== Directive ==
Find each line with the string "migfilin" and copy it.
'''
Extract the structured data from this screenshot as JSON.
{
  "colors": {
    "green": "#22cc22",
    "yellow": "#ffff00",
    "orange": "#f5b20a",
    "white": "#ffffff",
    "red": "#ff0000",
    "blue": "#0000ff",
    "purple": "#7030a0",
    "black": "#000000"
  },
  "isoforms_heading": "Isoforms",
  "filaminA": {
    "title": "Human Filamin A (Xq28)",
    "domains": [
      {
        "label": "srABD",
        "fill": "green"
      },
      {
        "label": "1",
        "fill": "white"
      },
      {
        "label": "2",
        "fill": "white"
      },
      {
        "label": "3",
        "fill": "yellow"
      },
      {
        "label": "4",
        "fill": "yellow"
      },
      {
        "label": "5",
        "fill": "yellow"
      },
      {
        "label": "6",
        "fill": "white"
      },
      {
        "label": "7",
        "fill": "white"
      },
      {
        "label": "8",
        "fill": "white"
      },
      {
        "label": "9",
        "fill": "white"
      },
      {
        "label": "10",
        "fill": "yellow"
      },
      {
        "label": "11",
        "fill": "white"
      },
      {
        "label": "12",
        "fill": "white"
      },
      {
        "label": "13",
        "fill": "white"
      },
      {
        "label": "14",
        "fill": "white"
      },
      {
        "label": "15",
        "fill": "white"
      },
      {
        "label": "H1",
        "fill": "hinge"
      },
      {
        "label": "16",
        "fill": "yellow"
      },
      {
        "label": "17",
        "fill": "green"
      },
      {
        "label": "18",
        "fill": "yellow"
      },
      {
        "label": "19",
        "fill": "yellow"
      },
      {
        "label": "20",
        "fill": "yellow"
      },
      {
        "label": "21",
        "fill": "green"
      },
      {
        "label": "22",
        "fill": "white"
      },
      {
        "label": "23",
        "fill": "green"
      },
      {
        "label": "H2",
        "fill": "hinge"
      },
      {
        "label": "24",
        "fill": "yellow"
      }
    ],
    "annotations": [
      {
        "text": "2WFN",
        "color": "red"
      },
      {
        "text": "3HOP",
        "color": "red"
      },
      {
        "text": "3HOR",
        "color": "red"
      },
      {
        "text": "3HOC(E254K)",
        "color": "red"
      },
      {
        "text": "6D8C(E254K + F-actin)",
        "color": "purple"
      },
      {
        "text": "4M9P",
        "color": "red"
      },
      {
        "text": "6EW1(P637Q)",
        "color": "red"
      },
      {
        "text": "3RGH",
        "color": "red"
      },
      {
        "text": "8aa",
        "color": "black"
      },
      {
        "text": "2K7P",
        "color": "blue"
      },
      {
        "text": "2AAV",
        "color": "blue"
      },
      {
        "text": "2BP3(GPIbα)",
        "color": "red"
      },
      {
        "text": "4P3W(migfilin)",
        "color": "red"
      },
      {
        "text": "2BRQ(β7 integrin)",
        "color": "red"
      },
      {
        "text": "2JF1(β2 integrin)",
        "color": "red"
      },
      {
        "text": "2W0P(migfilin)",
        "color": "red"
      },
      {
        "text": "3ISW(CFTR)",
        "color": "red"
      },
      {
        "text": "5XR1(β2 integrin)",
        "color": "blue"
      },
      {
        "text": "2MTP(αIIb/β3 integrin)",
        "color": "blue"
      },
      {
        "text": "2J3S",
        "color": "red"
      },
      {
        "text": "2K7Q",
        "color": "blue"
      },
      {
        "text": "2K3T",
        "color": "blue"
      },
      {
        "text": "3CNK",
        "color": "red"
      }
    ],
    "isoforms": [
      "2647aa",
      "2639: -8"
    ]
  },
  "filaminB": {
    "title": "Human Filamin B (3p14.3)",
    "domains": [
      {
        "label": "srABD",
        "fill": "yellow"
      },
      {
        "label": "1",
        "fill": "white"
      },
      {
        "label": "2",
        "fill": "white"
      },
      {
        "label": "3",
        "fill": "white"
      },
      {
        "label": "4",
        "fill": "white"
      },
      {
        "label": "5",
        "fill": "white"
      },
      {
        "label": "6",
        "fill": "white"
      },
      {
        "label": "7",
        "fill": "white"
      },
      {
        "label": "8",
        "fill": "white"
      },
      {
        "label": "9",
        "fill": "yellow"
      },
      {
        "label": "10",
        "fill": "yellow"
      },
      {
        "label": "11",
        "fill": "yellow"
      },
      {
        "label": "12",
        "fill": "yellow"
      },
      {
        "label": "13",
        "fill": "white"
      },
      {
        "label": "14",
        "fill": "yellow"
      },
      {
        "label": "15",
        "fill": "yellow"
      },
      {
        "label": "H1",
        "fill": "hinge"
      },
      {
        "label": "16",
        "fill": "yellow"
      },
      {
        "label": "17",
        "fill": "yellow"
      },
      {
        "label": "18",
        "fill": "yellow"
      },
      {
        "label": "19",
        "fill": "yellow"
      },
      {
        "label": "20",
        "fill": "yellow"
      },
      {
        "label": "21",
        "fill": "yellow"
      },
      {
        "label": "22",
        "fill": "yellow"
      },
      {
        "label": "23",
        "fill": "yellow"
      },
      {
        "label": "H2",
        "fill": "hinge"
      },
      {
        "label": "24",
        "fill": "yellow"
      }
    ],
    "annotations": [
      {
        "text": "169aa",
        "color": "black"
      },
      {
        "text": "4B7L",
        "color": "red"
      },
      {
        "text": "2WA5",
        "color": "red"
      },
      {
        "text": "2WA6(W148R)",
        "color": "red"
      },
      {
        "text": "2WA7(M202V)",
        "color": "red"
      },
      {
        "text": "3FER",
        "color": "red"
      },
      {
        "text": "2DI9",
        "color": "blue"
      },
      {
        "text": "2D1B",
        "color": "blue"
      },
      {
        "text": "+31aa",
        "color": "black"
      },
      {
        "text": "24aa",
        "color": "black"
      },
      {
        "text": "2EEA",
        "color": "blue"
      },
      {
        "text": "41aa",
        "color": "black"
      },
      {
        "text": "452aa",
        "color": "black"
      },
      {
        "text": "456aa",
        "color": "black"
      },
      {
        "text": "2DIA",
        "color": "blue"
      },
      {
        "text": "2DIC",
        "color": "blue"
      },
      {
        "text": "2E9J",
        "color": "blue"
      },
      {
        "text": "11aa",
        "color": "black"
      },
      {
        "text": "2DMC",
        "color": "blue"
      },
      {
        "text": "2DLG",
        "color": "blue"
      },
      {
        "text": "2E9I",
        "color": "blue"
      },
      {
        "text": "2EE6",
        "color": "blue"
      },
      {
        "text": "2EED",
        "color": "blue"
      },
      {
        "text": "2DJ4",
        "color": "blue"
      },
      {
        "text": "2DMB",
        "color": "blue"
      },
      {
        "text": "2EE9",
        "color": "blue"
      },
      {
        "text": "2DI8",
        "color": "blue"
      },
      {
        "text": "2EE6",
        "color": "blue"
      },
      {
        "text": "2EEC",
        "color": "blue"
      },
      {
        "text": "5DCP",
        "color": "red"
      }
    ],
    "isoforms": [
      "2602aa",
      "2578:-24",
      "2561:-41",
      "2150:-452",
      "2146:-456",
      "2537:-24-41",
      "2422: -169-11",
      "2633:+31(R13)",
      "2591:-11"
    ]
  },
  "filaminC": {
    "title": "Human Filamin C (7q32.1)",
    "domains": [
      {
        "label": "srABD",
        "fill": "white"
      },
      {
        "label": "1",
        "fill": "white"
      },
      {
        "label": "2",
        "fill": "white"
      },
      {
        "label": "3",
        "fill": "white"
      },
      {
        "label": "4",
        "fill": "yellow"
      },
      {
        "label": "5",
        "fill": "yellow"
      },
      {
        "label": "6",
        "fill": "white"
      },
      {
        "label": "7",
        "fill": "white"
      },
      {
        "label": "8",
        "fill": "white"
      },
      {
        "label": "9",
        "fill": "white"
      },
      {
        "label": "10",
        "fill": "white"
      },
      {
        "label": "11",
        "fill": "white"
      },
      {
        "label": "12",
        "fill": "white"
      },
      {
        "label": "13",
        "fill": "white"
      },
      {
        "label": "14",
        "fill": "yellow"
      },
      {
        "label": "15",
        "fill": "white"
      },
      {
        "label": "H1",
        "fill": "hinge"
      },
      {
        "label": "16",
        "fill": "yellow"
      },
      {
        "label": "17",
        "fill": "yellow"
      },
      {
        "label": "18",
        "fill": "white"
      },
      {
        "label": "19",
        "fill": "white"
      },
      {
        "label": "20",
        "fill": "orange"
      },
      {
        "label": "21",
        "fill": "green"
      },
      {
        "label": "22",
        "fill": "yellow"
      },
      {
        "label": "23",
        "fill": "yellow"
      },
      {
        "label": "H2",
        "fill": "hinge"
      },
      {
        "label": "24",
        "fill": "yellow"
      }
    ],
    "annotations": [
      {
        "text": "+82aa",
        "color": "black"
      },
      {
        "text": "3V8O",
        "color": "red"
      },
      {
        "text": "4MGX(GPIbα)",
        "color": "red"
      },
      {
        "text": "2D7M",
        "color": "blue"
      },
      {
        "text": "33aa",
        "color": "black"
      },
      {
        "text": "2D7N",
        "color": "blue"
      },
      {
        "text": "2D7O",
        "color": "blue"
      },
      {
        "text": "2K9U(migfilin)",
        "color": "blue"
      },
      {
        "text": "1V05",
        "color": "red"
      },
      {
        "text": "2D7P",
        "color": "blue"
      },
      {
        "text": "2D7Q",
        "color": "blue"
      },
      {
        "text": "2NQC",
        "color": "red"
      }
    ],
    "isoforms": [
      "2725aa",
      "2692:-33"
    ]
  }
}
'''
== Task response ==
        "text": "4P3W(migfilin)",
        "text": "2W0P(migfilin)",
        "text": "2K9U(migfilin)",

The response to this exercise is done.